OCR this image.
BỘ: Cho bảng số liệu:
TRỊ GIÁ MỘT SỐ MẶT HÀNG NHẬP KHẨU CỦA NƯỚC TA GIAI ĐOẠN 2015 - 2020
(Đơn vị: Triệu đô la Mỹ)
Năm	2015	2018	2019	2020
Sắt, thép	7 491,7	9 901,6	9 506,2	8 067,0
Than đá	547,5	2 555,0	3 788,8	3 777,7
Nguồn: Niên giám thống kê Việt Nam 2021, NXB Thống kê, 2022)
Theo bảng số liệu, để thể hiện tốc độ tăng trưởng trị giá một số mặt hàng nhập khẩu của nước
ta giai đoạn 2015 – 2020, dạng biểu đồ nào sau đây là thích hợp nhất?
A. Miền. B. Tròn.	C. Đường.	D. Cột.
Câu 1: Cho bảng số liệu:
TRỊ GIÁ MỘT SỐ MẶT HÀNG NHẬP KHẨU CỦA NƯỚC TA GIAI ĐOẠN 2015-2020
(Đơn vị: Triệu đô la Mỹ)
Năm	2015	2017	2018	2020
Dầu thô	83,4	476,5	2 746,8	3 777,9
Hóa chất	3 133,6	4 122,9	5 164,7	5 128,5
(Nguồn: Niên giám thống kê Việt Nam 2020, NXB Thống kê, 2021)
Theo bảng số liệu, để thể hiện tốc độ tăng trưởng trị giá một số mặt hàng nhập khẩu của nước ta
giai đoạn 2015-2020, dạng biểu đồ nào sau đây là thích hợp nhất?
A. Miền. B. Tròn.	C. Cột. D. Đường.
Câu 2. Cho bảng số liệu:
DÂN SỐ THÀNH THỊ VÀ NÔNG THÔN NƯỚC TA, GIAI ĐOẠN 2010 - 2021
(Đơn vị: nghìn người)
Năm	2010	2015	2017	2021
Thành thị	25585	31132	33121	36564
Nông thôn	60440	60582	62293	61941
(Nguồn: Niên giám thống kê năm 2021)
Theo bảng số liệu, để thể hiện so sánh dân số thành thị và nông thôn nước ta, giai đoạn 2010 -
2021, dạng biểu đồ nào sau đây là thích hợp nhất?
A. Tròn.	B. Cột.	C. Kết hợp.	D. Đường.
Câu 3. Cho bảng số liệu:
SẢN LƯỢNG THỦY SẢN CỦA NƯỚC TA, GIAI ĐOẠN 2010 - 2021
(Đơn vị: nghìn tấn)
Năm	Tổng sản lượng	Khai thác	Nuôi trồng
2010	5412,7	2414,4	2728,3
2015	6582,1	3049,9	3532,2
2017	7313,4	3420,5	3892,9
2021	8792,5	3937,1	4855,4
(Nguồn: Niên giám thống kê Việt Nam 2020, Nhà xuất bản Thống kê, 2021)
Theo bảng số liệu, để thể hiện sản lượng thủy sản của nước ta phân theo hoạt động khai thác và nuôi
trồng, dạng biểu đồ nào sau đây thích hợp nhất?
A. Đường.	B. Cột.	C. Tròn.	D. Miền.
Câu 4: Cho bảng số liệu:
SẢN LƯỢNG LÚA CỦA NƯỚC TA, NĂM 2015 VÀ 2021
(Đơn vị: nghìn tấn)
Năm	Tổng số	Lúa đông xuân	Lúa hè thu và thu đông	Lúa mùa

Do this: Each line of the material above needs to be quoted exactly, please.

Response to this exercise:
OCR this image.
BỘ: Cho bảng số liệu:
TRỊ GIÁ MỘT SỐ MẶT HÀNG NHẬP KHẨU CỦA NƯỚC TA GIAI ĐOẠN 2015 - 2020
(Đơn vị: Triệu đô la Mỹ)
Năm	2015	2018	2019	2020
Sắt, thép	7 491,7	9 901,6	9 506,2	8 067,0
Than đá	547,5	2 555,0	3 788,8	3 777,7
Nguồn: Niên giám thống kê Việt Nam 2021, NXB Thống kê, 2022)
Theo bảng số liệu, để thể hiện tốc độ tăng trưởng trị giá một số mặt hàng nhập khẩu của nước
ta giai đoạn 2015 – 2020, dạng biểu đồ nào sau đây là thích hợp nhất?
A. Miền. B. Tròn.	C. Đường.	D. Cột.
Câu 1: Cho bảng số liệu:
TRỊ GIÁ MỘT SỐ MẶT HÀNG NHẬP KHẨU CỦA NƯỚC TA GIAI ĐOẠN 2015-2020
(Đơn vị: Triệu đô la Mỹ)
Năm	2015	2017	2018	2020
Dầu thô	83,4	476,5	2 746,8	3 777,9
Hóa chất	3 133,6	4 122,9	5 164,7	5 128,5
(Nguồn: Niên giám thống kê Việt Nam 2020, NXB Thống kê, 2021)
Theo bảng số liệu, để thể hiện tốc độ tăng trưởng trị giá một số mặt hàng nhập khẩu của nước ta
giai đoạn 2015-2020, dạng biểu đồ nào sau đây là thích hợp nhất?
A. Miền. B. Tròn.	C. Cột. D. Đường.
Câu 2. Cho bảng số liệu:
DÂN SỐ THÀNH THỊ VÀ NÔNG THÔN NƯỚC TA, GIAI ĐOẠN 2010 - 2021
(Đơn vị: nghìn người)
Năm	2010	2015	2017	2021
Thành thị	25585	31132	33121	36564
Nông thôn	60440	60582	62293	61941
(Nguồn: Niên giám thống kê năm 2021)
Theo bảng số liệu, để thể hiện so sánh dân số thành thị và nông thôn nước ta, giai đoạn 2010 -
2021, dạng biểu đồ nào sau đây là thích hợp nhất?
A. Tròn.	B. Cột.	C. Kết hợp.	D. Đường.
Câu 3. Cho bảng số liệu:
SẢN LƯỢNG THỦY SẢN CỦA NƯỚC TA, GIAI ĐOẠN 2010 - 2021
(Đơn vị: nghìn tấn)
Năm	Tổng sản lượng	Khai thác	Nuôi trồng
2010	5412,7	2414,4	2728,3
2015	6582,1	3049,9	3532,2
2017	7313,4	3420,5	3892,9
2021	8792,5	3937,1	4855,4
(Nguồn: Niên giám thống kê Việt Nam 2020, Nhà xuất bản Thống kê, 2021)
Theo bảng số liệu, để thể hiện sản lượng thủy sản của nước ta phân theo hoạt động khai thác và nuôi
trồng, dạng biểu đồ nào sau đây thích hợp nhất?
A. Đường.	B. Cột.	C. Tròn.	D. Miền.
Câu 4: Cho bảng số liệu:
SẢN LƯỢNG LÚA CỦA NƯỚC TA, NĂM 2015 VÀ 2021
(Đơn vị: nghìn tấn)
Năm	Tổng số	Lúa đông xuân	Lúa hè thu và thu đông	Lúa mùa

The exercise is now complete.